DIRECTION :: Return only the number of lines that hold "percent".

EXTRACTED RECORDS ::
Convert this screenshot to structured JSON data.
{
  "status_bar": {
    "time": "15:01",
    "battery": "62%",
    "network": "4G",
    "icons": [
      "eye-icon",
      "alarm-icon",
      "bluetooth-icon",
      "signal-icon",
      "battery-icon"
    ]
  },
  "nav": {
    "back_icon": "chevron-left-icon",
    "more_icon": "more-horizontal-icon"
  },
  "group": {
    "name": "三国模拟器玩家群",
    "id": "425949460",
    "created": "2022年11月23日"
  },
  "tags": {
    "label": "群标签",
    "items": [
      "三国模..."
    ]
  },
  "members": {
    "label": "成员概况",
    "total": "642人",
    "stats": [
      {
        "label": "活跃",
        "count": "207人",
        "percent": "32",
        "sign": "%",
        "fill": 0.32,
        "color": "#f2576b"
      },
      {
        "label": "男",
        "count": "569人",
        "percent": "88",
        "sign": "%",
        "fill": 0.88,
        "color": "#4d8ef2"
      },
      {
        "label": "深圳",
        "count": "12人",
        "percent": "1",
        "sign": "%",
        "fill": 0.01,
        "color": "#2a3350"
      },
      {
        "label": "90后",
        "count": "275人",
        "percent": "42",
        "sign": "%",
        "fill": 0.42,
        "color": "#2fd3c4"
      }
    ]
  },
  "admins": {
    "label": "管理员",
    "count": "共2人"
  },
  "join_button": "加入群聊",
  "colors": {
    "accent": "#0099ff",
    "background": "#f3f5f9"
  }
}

PROBLEM SOLUTION :: 4